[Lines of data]
######
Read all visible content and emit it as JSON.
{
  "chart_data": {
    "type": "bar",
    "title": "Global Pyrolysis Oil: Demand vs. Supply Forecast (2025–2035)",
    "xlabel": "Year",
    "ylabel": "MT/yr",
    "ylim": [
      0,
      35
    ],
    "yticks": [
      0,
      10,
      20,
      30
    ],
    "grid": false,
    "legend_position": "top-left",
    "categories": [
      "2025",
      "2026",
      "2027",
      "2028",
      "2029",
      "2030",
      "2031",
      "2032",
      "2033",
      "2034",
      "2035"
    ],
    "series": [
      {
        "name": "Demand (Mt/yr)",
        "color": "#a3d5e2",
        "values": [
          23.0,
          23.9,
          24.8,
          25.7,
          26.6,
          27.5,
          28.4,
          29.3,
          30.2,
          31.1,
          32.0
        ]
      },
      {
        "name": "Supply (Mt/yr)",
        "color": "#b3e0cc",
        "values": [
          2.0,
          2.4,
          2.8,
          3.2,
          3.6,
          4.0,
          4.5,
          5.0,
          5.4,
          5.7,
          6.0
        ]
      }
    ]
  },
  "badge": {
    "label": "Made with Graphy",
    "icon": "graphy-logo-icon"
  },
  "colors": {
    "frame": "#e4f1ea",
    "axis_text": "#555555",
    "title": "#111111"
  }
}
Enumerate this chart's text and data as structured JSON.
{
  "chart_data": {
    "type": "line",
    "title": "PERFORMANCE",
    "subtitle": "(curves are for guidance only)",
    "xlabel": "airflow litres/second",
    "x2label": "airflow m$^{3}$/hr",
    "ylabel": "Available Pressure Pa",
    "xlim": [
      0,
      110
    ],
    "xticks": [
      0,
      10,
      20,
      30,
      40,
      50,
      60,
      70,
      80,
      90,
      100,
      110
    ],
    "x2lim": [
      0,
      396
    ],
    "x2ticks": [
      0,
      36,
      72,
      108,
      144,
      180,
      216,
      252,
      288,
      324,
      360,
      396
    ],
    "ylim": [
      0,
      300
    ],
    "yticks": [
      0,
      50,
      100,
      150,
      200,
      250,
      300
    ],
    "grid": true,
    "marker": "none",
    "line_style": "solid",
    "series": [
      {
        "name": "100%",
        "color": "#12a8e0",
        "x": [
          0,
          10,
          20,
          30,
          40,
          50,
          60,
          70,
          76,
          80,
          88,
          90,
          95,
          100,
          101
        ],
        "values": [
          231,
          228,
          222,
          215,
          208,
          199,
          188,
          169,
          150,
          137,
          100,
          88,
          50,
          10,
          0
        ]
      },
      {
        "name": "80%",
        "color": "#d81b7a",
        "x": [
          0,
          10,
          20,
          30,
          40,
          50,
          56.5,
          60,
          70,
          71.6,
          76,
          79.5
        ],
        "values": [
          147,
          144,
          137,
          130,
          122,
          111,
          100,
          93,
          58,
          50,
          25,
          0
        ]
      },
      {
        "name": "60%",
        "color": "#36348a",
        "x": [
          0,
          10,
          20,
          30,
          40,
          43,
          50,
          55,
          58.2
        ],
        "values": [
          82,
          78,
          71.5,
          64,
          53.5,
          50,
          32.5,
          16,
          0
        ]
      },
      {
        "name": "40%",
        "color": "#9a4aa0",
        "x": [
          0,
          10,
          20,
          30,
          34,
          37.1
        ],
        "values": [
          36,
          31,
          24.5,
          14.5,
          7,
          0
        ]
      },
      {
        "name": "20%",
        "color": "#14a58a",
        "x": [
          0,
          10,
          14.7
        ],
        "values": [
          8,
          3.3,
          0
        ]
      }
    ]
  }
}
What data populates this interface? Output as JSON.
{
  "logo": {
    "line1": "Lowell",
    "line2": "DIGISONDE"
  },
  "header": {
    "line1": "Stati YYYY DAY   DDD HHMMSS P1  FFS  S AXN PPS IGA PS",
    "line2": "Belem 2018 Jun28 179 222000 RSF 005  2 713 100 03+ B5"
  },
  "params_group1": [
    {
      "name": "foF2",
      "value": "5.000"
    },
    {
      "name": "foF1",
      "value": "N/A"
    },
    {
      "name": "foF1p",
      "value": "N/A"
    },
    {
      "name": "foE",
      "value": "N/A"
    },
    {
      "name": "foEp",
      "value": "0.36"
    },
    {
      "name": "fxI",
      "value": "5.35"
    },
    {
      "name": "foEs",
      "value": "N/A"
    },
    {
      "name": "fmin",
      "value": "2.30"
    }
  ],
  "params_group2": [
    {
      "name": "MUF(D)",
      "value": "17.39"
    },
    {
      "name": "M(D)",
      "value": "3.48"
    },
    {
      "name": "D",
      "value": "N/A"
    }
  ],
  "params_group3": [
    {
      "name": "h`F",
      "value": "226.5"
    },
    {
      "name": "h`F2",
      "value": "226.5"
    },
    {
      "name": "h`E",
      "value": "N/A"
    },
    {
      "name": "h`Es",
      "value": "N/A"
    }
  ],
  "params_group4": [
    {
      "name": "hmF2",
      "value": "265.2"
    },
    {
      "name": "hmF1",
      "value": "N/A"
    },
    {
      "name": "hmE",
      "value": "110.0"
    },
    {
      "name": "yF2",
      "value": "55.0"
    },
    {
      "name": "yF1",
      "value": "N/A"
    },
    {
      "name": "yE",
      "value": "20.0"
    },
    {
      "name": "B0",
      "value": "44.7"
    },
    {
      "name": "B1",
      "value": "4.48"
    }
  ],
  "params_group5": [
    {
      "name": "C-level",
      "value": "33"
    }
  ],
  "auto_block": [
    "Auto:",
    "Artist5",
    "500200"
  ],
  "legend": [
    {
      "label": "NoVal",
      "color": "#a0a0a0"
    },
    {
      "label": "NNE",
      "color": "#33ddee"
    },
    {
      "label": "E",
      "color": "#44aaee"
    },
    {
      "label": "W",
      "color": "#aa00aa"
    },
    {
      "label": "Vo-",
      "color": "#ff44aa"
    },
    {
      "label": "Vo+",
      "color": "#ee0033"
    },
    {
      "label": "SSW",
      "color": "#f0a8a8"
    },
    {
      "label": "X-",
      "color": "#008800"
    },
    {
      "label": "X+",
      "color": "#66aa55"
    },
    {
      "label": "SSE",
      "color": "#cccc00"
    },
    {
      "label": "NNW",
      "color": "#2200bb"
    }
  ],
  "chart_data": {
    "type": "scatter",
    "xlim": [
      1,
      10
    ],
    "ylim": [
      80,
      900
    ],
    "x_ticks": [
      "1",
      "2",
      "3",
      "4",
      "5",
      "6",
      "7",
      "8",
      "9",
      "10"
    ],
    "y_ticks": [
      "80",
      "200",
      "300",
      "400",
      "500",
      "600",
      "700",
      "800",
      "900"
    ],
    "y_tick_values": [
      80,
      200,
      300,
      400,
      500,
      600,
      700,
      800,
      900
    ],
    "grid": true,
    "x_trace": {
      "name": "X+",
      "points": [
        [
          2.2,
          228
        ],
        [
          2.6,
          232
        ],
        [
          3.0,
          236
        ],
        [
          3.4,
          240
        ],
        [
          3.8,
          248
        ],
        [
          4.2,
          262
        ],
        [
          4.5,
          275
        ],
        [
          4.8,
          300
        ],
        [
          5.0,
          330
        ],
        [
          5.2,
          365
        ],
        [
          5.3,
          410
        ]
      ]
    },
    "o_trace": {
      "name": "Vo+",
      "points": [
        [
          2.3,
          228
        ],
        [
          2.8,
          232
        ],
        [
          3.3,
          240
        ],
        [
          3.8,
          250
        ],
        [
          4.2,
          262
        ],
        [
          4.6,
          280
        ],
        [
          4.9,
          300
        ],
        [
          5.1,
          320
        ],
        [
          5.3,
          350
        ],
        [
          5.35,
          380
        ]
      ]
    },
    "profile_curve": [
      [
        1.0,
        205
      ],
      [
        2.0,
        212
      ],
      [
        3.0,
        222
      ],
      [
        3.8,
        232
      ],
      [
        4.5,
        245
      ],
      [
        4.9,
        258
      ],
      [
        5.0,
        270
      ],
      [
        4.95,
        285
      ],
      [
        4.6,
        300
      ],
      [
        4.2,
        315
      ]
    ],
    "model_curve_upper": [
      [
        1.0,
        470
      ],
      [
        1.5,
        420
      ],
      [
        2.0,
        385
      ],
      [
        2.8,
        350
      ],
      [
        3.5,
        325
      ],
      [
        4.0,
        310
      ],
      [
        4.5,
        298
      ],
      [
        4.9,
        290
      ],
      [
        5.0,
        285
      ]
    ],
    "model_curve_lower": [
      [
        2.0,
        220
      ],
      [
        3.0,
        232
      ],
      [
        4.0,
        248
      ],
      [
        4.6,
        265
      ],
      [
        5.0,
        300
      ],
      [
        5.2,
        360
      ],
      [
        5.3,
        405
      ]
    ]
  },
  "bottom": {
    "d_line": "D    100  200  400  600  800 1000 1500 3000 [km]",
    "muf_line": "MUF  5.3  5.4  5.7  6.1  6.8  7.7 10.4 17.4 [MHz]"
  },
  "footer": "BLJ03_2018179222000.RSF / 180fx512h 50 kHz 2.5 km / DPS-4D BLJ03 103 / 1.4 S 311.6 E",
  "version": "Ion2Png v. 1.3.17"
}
######
- Instruction -
Go through the records and pull out each line that includes the word "xlabel".

- Response below -
    "xlabel": "Year",
    "xlabel": "airflow litres/second",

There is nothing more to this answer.